Exercise objective: Each record below should be repeated precisely as written.

Saved data entries:
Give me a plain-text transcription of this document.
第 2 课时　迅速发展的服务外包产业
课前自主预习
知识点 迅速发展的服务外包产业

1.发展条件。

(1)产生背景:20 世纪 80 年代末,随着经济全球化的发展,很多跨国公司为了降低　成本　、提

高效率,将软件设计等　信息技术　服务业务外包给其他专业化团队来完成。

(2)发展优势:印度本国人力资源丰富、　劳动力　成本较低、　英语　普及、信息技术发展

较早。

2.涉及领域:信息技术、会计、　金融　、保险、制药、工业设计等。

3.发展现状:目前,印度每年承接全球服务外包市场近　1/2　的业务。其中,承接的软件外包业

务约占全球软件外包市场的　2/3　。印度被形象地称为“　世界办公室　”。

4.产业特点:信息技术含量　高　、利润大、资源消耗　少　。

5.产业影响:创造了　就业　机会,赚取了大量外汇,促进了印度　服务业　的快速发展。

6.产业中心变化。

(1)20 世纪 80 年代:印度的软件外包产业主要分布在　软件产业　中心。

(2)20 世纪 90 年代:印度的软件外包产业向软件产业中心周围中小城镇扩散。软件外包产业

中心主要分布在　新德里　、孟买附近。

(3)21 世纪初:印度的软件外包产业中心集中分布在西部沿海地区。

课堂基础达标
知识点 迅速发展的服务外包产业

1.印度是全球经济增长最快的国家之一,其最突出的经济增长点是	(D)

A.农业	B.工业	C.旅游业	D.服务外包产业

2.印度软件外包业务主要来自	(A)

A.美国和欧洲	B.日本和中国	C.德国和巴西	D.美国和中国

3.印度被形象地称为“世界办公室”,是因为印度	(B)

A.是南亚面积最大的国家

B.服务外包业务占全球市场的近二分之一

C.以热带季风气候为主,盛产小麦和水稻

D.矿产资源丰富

Full response:
Give me a plain-text transcription of this document.
第 2 课时　迅速发展的服务外包产业
课前自主预习
知识点 迅速发展的服务外包产业

1.发展条件。

(1)产生背景:20 世纪 80 年代末,随着经济全球化的发展,很多跨国公司为了降低　成本　、提

高效率,将软件设计等　信息技术　服务业务外包给其他专业化团队来完成。

(2)发展优势:印度本国人力资源丰富、　劳动力　成本较低、　英语　普及、信息技术发展

较早。

2.涉及领域:信息技术、会计、　金融　、保险、制药、工业设计等。

3.发展现状:目前,印度每年承接全球服务外包市场近　1/2　的业务。其中,承接的软件外包业

务约占全球软件外包市场的　2/3　。印度被形象地称为“　世界办公室　”。

4.产业特点:信息技术含量　高　、利润大、资源消耗　少　。

5.产业影响:创造了　就业　机会,赚取了大量外汇,促进了印度　服务业　的快速发展。

6.产业中心变化。

(1)20 世纪 80 年代:印度的软件外包产业主要分布在　软件产业　中心。

(2)20 世纪 90 年代:印度的软件外包产业向软件产业中心周围中小城镇扩散。软件外包产业

中心主要分布在　新德里　、孟买附近。

(3)21 世纪初:印度的软件外包产业中心集中分布在西部沿海地区。

课堂基础达标
知识点 迅速发展的服务外包产业

1.印度是全球经济增长最快的国家之一,其最突出的经济增长点是	(D)

A.农业	B.工业	C.旅游业	D.服务外包产业

2.印度软件外包业务主要来自	(A)

A.美国和欧洲	B.日本和中国	C.德国和巴西	D.美国和中国

3.印度被形象地称为“世界办公室”,是因为印度	(B)

A.是南亚面积最大的国家

B.服务外包业务占全球市场的近二分之一

C.以热带季风气候为主,盛产小麦和水稻

D.矿产资源丰富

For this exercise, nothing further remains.